____ Listing

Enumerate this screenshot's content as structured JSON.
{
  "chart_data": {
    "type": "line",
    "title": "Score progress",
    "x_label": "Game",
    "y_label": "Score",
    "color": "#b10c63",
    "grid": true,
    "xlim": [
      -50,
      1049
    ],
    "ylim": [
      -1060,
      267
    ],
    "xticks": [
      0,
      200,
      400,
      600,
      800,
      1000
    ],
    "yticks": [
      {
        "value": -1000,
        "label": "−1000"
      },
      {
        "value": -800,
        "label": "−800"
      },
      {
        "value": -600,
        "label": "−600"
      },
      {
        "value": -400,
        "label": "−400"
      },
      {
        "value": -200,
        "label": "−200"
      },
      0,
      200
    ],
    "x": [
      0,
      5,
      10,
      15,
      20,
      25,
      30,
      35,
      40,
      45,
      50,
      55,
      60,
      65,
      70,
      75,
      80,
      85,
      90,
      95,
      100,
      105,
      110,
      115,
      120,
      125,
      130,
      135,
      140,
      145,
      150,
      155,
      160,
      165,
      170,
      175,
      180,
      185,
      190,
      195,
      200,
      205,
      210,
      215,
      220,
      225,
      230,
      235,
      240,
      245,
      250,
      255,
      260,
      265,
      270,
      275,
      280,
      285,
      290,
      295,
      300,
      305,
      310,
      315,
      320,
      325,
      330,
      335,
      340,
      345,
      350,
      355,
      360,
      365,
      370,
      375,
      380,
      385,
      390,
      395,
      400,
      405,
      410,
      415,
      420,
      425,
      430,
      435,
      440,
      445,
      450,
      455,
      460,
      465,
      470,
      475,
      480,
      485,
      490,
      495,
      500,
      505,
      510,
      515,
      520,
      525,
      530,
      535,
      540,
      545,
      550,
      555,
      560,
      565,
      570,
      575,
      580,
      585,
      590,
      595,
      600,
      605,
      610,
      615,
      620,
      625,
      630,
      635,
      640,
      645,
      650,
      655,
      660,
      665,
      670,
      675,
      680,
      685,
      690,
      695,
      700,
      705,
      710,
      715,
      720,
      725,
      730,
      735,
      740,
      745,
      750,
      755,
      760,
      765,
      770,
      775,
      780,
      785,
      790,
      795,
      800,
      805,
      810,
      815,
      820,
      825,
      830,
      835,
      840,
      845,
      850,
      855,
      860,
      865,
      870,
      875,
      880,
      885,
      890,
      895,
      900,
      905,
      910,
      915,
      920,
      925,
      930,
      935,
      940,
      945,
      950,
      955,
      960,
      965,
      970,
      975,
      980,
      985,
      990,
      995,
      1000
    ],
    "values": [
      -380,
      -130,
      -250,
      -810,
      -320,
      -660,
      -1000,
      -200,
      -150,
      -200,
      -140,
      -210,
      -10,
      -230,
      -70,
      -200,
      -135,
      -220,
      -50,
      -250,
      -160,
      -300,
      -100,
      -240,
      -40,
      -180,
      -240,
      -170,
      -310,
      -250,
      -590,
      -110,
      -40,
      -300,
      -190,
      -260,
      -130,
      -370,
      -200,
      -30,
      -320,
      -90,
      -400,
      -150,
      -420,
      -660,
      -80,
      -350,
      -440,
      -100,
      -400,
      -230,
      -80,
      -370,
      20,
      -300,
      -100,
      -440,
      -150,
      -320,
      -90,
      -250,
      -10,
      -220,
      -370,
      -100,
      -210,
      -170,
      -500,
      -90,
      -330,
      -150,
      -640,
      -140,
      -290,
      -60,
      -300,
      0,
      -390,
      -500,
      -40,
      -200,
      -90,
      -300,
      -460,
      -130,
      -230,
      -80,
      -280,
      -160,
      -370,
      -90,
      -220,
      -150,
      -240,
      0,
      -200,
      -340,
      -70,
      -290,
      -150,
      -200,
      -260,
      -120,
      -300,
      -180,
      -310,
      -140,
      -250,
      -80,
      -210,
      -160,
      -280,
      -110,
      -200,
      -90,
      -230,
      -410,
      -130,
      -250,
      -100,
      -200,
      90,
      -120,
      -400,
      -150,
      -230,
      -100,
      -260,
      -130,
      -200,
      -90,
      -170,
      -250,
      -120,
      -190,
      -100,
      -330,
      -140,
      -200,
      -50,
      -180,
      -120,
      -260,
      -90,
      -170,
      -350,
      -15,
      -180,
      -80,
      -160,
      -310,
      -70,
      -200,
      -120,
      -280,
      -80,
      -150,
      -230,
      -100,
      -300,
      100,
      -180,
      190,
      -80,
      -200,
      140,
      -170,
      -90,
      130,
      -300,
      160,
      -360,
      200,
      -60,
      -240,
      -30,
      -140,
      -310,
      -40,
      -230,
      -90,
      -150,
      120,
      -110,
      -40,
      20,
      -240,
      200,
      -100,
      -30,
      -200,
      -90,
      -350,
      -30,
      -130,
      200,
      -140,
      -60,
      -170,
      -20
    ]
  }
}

________

Output the whole listing above again, word for word.

Enumerate this screenshot's content as structured JSON.
{
  "chart_data": {
    "type": "line",
    "title": "Score progress",
    "x_label": "Game",
    "y_label": "Score",
    "color": "#b10c63",
    "grid": true,
    "xlim": [
      -50,
      1049
    ],
    "ylim": [
      -1060,
      267
    ],
    "xticks": [
      0,
      200,
      400,
      600,
      800,
      1000
    ],
    "yticks": [
      {
        "value": -1000,
        "label": "−1000"
      },
      {
        "value": -800,
        "label": "−800"
      },
      {
        "value": -600,
        "label": "−600"
      },
      {
        "value": -400,
        "label": "−400"
      },
      {
        "value": -200,
        "label": "−200"
      },
      0,
      200
    ],
    "x": [
      0,
      5,
      10,
      15,
      20,
      25,
      30,
      35,
      40,
      45,
      50,
      55,
      60,
      65,
      70,
      75,
      80,
      85,
      90,
      95,
      100,
      105,
      110,
      115,
      120,
      125,
      130,
      135,
      140,
      145,
      150,
      155,
      160,
      165,
      170,
      175,
      180,
      185,
      190,
      195,
      200,
      205,
      210,
      215,
      220,
      225,
      230,
      235,
      240,
      245,
      250,
      255,
      260,
      265,
      270,
      275,
      280,
      285,
      290,
      295,
      300,
      305,
      310,
      315,
      320,
      325,
      330,
      335,
      340,
      345,
      350,
      355,
      360,
      365,
      370,
      375,
      380,
      385,
      390,
      395,
      400,
      405,
      410,
      415,
      420,
      425,
      430,
      435,
      440,
      445,
      450,
      455,
      460,
      465,
      470,
      475,
      480,
      485,
      490,
      495,
      500,
      505,
      510,
      515,
      520,
      525,
      530,
      535,
      540,
      545,
      550,
      555,
      560,
      565,
      570,
      575,
      580,
      585,
      590,
      595,
      600,
      605,
      610,
      615,
      620,
      625,
      630,
      635,
      640,
      645,
      650,
      655,
      660,
      665,
      670,
      675,
      680,
      685,
      690,
      695,
      700,
      705,
      710,
      715,
      720,
      725,
      730,
      735,
      740,
      745,
      750,
      755,
      760,
      765,
      770,
      775,
      780,
      785,
      790,
      795,
      800,
      805,
      810,
      815,
      820,
      825,
      830,
      835,
      840,
      845,
      850,
      855,
      860,
      865,
      870,
      875,
      880,
      885,
      890,
      895,
      900,
      905,
      910,
      915,
      920,
      925,
      930,
      935,
      940,
      945,
      950,
      955,
      960,
      965,
      970,
      975,
      980,
      985,
      990,
      995,
      1000
    ],
    "values": [
      -380,
      -130,
      -250,
      -810,
      -320,
      -660,
      -1000,
      -200,
      -150,
      -200,
      -140,
      -210,
      -10,
      -230,
      -70,
      -200,
      -135,
      -220,
      -50,
      -250,
      -160,
      -300,
      -100,
      -240,
      -40,
      -180,
      -240,
      -170,
      -310,
      -250,
      -590,
      -110,
      -40,
      -300,
      -190,
      -260,
      -130,
      -370,
      -200,
      -30,
      -320,
      -90,
      -400,
      -150,
      -420,
      -660,
      -80,
      -350,
      -440,
      -100,
      -400,
      -230,
      -80,
      -370,
      20,
      -300,
      -100,
      -440,
      -150,
      -320,
      -90,
      -250,
      -10,
      -220,
      -370,
      -100,
      -210,
      -170,
      -500,
      -90,
      -330,
      -150,
      -640,
      -140,
      -290,
      -60,
      -300,
      0,
      -390,
      -500,
      -40,
      -200,
      -90,
      -300,
      -460,
      -130,
      -230,
      -80,
      -280,
      -160,
      -370,
      -90,
      -220,
      -150,
      -240,
      0,
      -200,
      -340,
      -70,
      -290,
      -150,
      -200,
      -260,
      -120,
      -300,
      -180,
      -310,
      -140,
      -250,
      -80,
      -210,
      -160,
      -280,
      -110,
      -200,
      -90,
      -230,
      -410,
      -130,
      -250,
      -100,
      -200,
      90,
      -120,
      -400,
      -150,
      -230,
      -100,
      -260,
      -130,
      -200,
      -90,
      -170,
      -250,
      -120,
      -190,
      -100,
      -330,
      -140,
      -200,
      -50,
      -180,
      -120,
      -260,
      -90,
      -170,
      -350,
      -15,
      -180,
      -80,
      -160,
      -310,
      -70,
      -200,
      -120,
      -280,
      -80,
      -150,
      -230,
      -100,
      -300,
      100,
      -180,
      190,
      -80,
      -200,
      140,
      -170,
      -90,
      130,
      -300,
      160,
      -360,
      200,
      -60,
      -240,
      -30,
      -140,
      -310,
      -40,
      -230,
      -90,
      -150,
      120,
      -110,
      -40,
      20,
      -240,
      200,
      -100,
      -30,
      -200,
      -90,
      -350,
      -30,
      -130,
      200,
      -140,
      -60,
      -170,
      -20
    ]
  }
}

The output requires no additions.